* Start Given records *
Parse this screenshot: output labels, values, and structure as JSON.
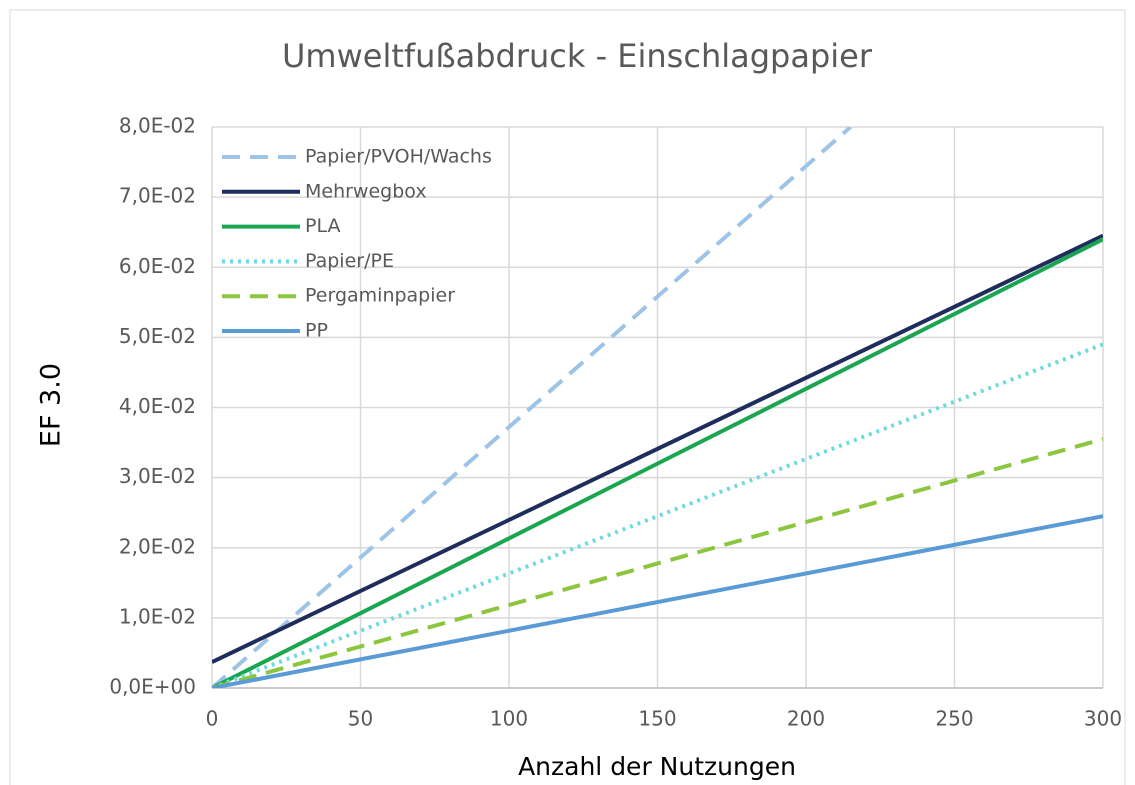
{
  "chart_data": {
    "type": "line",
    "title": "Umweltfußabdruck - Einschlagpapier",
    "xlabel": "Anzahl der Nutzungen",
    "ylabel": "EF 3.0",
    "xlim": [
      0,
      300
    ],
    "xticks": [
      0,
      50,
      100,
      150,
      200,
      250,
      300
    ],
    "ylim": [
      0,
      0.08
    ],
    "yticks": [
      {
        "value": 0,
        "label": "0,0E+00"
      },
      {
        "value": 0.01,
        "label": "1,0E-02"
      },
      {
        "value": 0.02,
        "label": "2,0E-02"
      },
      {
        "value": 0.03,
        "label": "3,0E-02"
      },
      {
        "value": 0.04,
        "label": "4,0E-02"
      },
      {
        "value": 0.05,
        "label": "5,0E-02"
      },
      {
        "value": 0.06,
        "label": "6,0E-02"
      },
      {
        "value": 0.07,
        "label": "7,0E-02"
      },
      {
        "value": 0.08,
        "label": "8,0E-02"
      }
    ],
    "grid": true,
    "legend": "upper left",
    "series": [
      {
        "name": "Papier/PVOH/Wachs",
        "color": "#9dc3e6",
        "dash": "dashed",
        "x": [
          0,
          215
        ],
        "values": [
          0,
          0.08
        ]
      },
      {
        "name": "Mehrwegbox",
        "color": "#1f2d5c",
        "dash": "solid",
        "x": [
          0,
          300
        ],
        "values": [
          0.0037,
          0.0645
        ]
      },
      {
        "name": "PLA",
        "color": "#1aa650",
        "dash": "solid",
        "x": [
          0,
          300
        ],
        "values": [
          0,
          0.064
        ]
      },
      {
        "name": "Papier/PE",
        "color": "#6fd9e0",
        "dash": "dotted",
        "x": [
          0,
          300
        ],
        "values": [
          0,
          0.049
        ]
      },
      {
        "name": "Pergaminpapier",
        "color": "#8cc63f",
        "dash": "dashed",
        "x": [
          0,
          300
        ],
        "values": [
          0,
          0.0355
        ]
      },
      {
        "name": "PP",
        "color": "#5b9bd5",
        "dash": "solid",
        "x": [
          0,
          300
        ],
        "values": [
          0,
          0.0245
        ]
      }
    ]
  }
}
* End Given records *
* Start Given records *
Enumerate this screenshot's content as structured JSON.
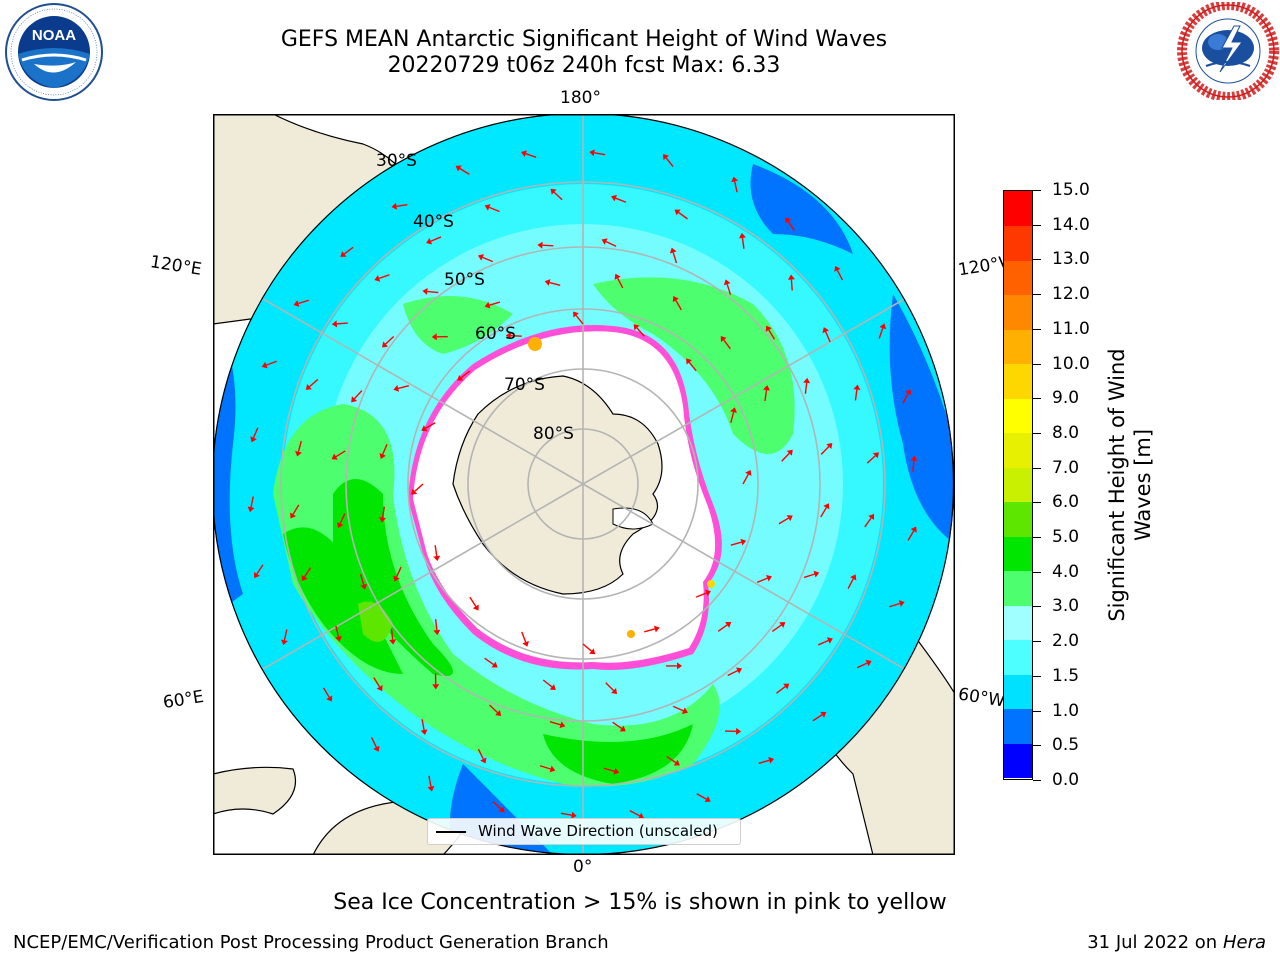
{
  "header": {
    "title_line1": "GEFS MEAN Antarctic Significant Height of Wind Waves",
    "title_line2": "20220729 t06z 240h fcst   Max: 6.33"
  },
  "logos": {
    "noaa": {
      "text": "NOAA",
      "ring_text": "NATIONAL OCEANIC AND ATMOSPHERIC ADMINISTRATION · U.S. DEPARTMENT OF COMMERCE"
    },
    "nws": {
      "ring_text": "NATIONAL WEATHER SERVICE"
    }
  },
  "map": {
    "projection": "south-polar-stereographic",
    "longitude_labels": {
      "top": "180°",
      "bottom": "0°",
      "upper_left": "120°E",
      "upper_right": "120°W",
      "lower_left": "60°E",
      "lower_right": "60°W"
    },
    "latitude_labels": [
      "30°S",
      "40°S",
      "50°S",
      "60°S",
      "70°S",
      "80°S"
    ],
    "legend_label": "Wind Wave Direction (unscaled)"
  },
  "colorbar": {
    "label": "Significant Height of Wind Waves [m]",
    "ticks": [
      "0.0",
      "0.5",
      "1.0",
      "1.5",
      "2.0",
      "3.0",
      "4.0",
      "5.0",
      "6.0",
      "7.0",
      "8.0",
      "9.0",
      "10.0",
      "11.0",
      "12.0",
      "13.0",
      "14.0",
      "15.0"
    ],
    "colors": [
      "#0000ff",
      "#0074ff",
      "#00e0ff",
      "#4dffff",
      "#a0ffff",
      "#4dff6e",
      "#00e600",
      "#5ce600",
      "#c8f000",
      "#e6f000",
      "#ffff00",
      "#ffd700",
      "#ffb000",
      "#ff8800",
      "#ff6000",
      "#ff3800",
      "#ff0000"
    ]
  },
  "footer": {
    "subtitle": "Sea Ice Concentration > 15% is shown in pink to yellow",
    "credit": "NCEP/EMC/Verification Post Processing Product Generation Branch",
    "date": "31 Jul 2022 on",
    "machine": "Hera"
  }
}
* End Given records *
**Set task**
Give the count of lines in the data shown above that contain "name", and nothing else.

**Final result**
6